● THE EXERCISE
Will you transcribe the entries that follow, exactly and in full?

Start of SUPPLIED INFORMATION

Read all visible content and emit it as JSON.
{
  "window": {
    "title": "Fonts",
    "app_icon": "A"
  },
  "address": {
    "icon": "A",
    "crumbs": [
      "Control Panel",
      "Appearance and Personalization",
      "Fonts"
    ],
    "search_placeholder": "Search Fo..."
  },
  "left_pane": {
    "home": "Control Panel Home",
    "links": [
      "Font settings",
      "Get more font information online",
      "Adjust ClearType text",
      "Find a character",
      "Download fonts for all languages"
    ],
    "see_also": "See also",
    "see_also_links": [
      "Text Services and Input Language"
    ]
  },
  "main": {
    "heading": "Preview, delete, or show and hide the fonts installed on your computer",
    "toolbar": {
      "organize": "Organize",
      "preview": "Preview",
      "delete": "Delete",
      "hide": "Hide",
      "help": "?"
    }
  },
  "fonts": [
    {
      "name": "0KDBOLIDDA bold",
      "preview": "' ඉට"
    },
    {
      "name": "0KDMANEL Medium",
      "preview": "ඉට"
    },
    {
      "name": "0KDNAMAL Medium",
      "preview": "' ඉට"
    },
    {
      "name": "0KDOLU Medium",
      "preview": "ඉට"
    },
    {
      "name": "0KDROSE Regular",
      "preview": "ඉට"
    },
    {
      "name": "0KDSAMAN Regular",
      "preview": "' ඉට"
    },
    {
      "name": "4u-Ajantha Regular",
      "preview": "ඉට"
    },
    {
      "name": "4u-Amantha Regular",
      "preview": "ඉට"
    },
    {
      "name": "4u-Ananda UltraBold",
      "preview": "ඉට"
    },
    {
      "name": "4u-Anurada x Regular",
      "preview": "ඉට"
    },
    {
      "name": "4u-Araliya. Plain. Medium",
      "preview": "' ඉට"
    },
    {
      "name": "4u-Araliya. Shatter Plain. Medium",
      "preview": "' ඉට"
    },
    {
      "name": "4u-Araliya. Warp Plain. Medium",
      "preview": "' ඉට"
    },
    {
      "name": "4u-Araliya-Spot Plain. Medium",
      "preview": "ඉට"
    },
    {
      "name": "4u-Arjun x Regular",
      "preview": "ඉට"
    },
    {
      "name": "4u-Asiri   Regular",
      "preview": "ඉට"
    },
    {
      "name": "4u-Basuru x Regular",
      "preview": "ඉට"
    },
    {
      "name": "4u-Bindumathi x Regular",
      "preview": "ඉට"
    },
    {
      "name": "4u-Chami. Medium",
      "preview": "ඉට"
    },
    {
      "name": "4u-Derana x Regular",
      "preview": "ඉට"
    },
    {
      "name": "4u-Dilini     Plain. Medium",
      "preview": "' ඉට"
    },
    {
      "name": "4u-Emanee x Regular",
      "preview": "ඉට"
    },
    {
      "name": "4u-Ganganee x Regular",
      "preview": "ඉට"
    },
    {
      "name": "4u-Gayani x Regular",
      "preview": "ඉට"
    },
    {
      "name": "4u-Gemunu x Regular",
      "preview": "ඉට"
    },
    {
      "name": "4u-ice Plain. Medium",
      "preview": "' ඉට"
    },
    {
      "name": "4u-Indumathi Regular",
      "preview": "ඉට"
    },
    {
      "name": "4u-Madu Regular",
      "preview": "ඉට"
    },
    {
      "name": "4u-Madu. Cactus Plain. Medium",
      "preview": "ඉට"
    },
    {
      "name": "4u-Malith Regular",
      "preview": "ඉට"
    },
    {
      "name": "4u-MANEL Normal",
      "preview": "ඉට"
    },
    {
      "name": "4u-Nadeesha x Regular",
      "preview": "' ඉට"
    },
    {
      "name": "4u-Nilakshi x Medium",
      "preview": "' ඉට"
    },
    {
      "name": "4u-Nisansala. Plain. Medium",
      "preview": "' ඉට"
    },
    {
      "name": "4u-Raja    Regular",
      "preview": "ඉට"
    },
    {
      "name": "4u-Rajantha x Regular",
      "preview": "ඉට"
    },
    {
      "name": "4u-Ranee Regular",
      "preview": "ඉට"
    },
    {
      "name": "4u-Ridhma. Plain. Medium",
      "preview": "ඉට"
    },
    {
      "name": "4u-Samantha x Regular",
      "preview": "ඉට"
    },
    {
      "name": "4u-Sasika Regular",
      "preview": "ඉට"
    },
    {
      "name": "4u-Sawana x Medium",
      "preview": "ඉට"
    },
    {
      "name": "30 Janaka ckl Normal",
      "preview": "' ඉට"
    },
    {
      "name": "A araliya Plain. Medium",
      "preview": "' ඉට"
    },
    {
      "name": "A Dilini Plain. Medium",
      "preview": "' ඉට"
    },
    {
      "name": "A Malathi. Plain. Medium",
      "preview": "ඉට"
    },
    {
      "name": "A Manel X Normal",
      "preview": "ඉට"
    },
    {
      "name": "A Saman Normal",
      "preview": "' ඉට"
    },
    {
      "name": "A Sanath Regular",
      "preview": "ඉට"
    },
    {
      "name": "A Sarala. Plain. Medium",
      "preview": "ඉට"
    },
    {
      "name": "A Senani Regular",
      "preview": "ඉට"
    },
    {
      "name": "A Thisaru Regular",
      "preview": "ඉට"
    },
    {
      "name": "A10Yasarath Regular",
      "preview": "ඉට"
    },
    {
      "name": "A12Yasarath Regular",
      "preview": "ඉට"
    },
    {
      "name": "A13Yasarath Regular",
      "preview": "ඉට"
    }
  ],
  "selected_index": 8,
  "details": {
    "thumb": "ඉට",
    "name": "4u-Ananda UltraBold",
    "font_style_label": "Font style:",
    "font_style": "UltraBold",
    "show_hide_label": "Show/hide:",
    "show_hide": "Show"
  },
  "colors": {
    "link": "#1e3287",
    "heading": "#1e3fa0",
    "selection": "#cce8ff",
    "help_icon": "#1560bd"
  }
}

End of SUPPLIED INFORMATION

● TASK RESPONSE
Read all visible content and emit it as JSON.
{
  "window": {
    "title": "Fonts",
    "app_icon": "A"
  },
  "address": {
    "icon": "A",
    "crumbs": [
      "Control Panel",
      "Appearance and Personalization",
      "Fonts"
    ],
    "search_placeholder": "Search Fo..."
  },
  "left_pane": {
    "home": "Control Panel Home",
    "links": [
      "Font settings",
      "Get more font information online",
      "Adjust ClearType text",
      "Find a character",
      "Download fonts for all languages"
    ],
    "see_also": "See also",
    "see_also_links": [
      "Text Services and Input Language"
    ]
  },
  "main": {
    "heading": "Preview, delete, or show and hide the fonts installed on your computer",
    "toolbar": {
      "organize": "Organize",
      "preview": "Preview",
      "delete": "Delete",
      "hide": "Hide",
      "help": "?"
    }
  },
  "fonts": [
    {
      "name": "0KDBOLIDDA bold",
      "preview": "' ඉට"
    },
    {
      "name": "0KDMANEL Medium",
      "preview": "ඉට"
    },
    {
      "name": "0KDNAMAL Medium",
      "preview": "' ඉට"
    },
    {
      "name": "0KDOLU Medium",
      "preview": "ඉට"
    },
    {
      "name": "0KDROSE Regular",
      "preview": "ඉට"
    },
    {
      "name": "0KDSAMAN Regular",
      "preview": "' ඉට"
    },
    {
      "name": "4u-Ajantha Regular",
      "preview": "ඉට"
    },
    {
      "name": "4u-Amantha Regular",
      "preview": "ඉට"
    },
    {
      "name": "4u-Ananda UltraBold",
      "preview": "ඉට"
    },
    {
      "name": "4u-Anurada x Regular",
      "preview": "ඉට"
    },
    {
      "name": "4u-Araliya. Plain. Medium",
      "preview": "' ඉට"
    },
    {
      "name": "4u-Araliya. Shatter Plain. Medium",
      "preview": "' ඉට"
    },
    {
      "name": "4u-Araliya. Warp Plain. Medium",
      "preview": "' ඉට"
    },
    {
      "name": "4u-Araliya-Spot Plain. Medium",
      "preview": "ඉට"
    },
    {
      "name": "4u-Arjun x Regular",
      "preview": "ඉට"
    },
    {
      "name": "4u-Asiri   Regular",
      "preview": "ඉට"
    },
    {
      "name": "4u-Basuru x Regular",
      "preview": "ඉට"
    },
    {
      "name": "4u-Bindumathi x Regular",
      "preview": "ඉට"
    },
    {
      "name": "4u-Chami. Medium",
      "preview": "ඉට"
    },
    {
      "name": "4u-Derana x Regular",
      "preview": "ඉට"
    },
    {
      "name": "4u-Dilini     Plain. Medium",
      "preview": "' ඉට"
    },
    {
      "name": "4u-Emanee x Regular",
      "preview": "ඉට"
    },
    {
      "name": "4u-Ganganee x Regular",
      "preview": "ඉට"
    },
    {
      "name": "4u-Gayani x Regular",
      "preview": "ඉට"
    },
    {
      "name": "4u-Gemunu x Regular",
      "preview": "ඉට"
    },
    {
      "name": "4u-ice Plain. Medium",
      "preview": "' ඉට"
    },
    {
      "name": "4u-Indumathi Regular",
      "preview": "ඉට"
    },
    {
      "name": "4u-Madu Regular",
      "preview": "ඉට"
    },
    {
      "name": "4u-Madu. Cactus Plain. Medium",
      "preview": "ඉට"
    },
    {
      "name": "4u-Malith Regular",
      "preview": "ඉට"
    },
    {
      "name": "4u-MANEL Normal",
      "preview": "ඉට"
    },
    {
      "name": "4u-Nadeesha x Regular",
      "preview": "' ඉට"
    },
    {
      "name": "4u-Nilakshi x Medium",
      "preview": "' ඉට"
    },
    {
      "name": "4u-Nisansala. Plain. Medium",
      "preview": "' ඉට"
    },
    {
      "name": "4u-Raja    Regular",
      "preview": "ඉට"
    },
    {
      "name": "4u-Rajantha x Regular",
      "preview": "ඉට"
    },
    {
      "name": "4u-Ranee Regular",
      "preview": "ඉට"
    },
    {
      "name": "4u-Ridhma. Plain. Medium",
      "preview": "ඉට"
    },
    {
      "name": "4u-Samantha x Regular",
      "preview": "ඉට"
    },
    {
      "name": "4u-Sasika Regular",
      "preview": "ඉට"
    },
    {
      "name": "4u-Sawana x Medium",
      "preview": "ඉට"
    },
    {
      "name": "30 Janaka ckl Normal",
      "preview": "' ඉට"
    },
    {
      "name": "A araliya Plain. Medium",
      "preview": "' ඉට"
    },
    {
      "name": "A Dilini Plain. Medium",
      "preview": "' ඉට"
    },
    {
      "name": "A Malathi. Plain. Medium",
      "preview": "ඉට"
    },
    {
      "name": "A Manel X Normal",
      "preview": "ඉට"
    },
    {
      "name": "A Saman Normal",
      "preview": "' ඉට"
    },
    {
      "name": "A Sanath Regular",
      "preview": "ඉට"
    },
    {
      "name": "A Sarala. Plain. Medium",
      "preview": "ඉට"
    },
    {
      "name": "A Senani Regular",
      "preview": "ඉට"
    },
    {
      "name": "A Thisaru Regular",
      "preview": "ඉට"
    },
    {
      "name": "A10Yasarath Regular",
      "preview": "ඉට"
    },
    {
      "name": "A12Yasarath Regular",
      "preview": "ඉට"
    },
    {
      "name": "A13Yasarath Regular",
      "preview": "ඉට"
    }
  ],
  "selected_index": 8,
  "details": {
    "thumb": "ඉට",
    "name": "4u-Ananda UltraBold",
    "font_style_label": "Font style:",
    "font_style": "UltraBold",
    "show_hide_label": "Show/hide:",
    "show_hide": "Show"
  },
  "colors": {
    "link": "#1e3287",
    "heading": "#1e3fa0",
    "selection": "#cce8ff",
    "help_icon": "#1560bd"
  }
}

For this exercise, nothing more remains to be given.